→ BRANO ESTRATTO
______________________________

L’attentato di Butler galvanizza la base e la convention incorona Donald Trump. Ma è a Vance che bisogna guardare per capire cosa succederà. Trump lo vede come erede e lui è uno dei più trumpiani, ma soprattutto isolazionisti. Cosa pensa Vance e come possono cambiare le relazioni con l’Europa se lui e Trump vincono.
Donald Trump e il suo Gop targato Maga hanno il vento in poppa. Nei giorni in cui i conservatori d’America tengono la convention di Milwaukee che nominerà ufficialmente il tycoon come candidato del partito alle presidenziali americane del 5 novembre, tornano i fantasmi per l’Europa. I fantasmi di una nuova stagione di rapporti turbolenti tra le due sponde dell’Atlantico com’erano stati i quattro anni della presidenza Trump. Tra i sondaggi post dibattito e l’attentato scampato a Butler, in Pennsylvania, crescono di giorno in giorno le speranze di rielezione per Trump e con esse il rischio di un nuovo isolazionismo americano.
Un erede per Trump
Simbolo di questo isolazionismo è James David Vance, il 39enne senatore dell’Ohio scelto da Trump come compagno di viaggio e candidato alla vicepresidenza. La scelta di Vance riflette uno schema molto preciso non solo dei rapporti di forza dentro al partito repubblicano, ma anche nelle volontà stessa del tycoon. Come hanno osservato diversi analisti americani, la scelta di nominare come partner del ticket l’autore di “Elegia americana”, simboleggia la volontà di Trump di preparare un erede per il trumpismo. E infatti la sua nomina lo fa balzare al primo posto tra i repubblicani in vista delle presidenziali del 2028. Ma non solo. Vance rappresenta l’ala più radicale e intransigente del popolo di Trump, di quella base Maga che non solo non l’ha mai abbandonato, anche dopo la sconfitta del 2020, ma che gli ha permesso di dominare il campo repubblicano nelle primarie. E non è un caso che durante il primo giorno di convention il popolo dei delegati sia impazzito alla nomina di Vance e abbia invece fischiato il leader della minoranza repubblicana al Senato Mitch McConnell.
Il ritorno dell’isolazionismo
JD Vance fa parte di quella fetta del nuovo partito repubblicano che ha sempre meno a che fare con l’eredità di Ronald Reagan e sempre di più con un nuovo populismo che attinge da ricette che una volta erano care alla sinistra. Ma che soprattutto si incarna nell’America First ad ogni costo e in ogni ambito. È per questo che in Europa, da Bruxelles alle varie capitali, è suonato forte e chiaro un grosso allarme. Con il ritorno di Trump al 1600 di Pennsylvania Avenue, accompagnato da Vance, si apre (di nuovo) una fase di turbolenze. La prima vittima? L’Ucraina in guerra.

______________________________

→ DATI FORNITI
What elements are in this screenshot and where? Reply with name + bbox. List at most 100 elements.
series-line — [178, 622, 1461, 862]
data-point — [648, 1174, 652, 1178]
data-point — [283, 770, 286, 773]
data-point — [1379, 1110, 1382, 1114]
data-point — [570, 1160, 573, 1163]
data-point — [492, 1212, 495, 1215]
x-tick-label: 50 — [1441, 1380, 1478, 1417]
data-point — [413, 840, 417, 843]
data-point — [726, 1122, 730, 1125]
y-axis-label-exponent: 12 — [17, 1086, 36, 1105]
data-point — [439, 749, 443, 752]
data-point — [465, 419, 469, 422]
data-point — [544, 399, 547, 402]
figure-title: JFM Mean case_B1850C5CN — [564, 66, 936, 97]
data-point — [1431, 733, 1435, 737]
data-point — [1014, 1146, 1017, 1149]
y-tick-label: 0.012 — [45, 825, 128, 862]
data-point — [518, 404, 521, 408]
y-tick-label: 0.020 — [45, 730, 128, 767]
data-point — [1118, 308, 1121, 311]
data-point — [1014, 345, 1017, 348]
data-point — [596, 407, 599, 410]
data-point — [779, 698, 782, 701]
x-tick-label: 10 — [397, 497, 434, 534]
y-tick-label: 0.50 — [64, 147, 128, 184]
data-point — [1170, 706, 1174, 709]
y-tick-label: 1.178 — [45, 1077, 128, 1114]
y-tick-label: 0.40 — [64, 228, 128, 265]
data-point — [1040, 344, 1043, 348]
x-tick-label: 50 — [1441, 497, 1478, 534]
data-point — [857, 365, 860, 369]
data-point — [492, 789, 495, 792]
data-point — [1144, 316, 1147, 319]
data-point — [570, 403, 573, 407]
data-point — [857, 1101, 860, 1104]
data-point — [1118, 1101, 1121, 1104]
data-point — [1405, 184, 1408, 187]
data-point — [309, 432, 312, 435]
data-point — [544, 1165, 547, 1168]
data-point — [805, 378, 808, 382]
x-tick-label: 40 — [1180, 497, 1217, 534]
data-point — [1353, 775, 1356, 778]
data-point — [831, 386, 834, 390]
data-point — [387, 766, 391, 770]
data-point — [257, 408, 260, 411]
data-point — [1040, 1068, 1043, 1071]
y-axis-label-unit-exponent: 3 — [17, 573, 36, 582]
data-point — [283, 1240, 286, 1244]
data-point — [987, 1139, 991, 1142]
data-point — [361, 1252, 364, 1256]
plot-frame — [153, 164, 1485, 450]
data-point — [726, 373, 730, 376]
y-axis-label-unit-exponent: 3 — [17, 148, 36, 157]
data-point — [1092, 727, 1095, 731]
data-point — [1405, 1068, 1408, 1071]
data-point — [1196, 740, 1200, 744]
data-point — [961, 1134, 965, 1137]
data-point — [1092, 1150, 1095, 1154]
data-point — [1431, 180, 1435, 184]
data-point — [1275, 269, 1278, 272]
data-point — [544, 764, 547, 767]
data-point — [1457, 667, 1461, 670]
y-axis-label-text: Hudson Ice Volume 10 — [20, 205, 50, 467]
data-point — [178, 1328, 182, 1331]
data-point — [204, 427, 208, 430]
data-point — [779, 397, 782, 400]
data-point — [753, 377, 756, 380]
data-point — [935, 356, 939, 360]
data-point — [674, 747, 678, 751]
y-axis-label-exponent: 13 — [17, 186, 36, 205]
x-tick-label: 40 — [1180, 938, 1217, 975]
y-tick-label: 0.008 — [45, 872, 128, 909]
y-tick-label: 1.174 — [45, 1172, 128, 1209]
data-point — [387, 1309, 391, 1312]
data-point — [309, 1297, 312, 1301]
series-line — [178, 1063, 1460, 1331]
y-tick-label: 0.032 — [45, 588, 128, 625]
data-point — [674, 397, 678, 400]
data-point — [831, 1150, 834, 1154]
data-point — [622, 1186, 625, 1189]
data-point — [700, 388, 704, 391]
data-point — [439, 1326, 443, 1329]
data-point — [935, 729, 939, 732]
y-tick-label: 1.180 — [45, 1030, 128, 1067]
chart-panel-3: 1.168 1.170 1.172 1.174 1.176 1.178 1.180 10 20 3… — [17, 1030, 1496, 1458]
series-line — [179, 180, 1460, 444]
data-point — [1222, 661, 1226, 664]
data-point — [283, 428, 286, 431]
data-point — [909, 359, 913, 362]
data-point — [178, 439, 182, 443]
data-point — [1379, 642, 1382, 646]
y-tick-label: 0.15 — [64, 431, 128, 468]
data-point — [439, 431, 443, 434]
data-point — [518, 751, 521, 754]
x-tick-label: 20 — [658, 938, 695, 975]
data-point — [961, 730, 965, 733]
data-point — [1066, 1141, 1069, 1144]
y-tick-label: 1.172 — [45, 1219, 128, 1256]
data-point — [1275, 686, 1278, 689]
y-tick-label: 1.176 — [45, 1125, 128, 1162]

______________________________

→ COMPLETA QUANTO SEGUE
1. Rispondi alle domande seguenti in base all'articolo su JD Vance.
(a) In quale giorno si terranno le presidenziali americane?
(b) Quanti anni ha Vance, e di quale stato è senatore?
(c) Chi hanno fischiato i delegati durante il primo giorno di convention?
2. Riporta il passo dell'articolo su JD Vance che comincia con le parole "Il ritorno dell’isolazionismo" e si ferma dopo "L’Ucraina in guerra.", e in esso cambia "Bruxelles" in "Strasburgo".

→ SOLUZIONI DEGLI ESERCIZI
1.
(a) Si terranno il 5 novembre.
(b) Vance ha 39 anni ed è senatore dell'Ohio.
(c) Hanno fischiato Mitch McConnell, leader della minoranza repubblicana al Senato.

2.
Il ritorno dell’isolazionismo
JD Vance fa parte di quella fetta del nuovo partito repubblicano che ha sempre meno a che fare con l’eredità di Ronald Reagan e sempre di più con un nuovo populismo che attinge da ricette che una volta erano care alla sinistra. Ma che soprattutto si incarna nell’America First ad ogni costo e in ogni ambito. È per questo che in Europa, da Strasburgo alle varie capitali, è suonato forte e chiaro un grosso allarme. Con il ritorno di Trump al 1600 di Pennsylvania Avenue, accompagnato da Vance, si apre (di nuovo) una fase di turbolenze. La prima vittima? L’Ucraina in guerra.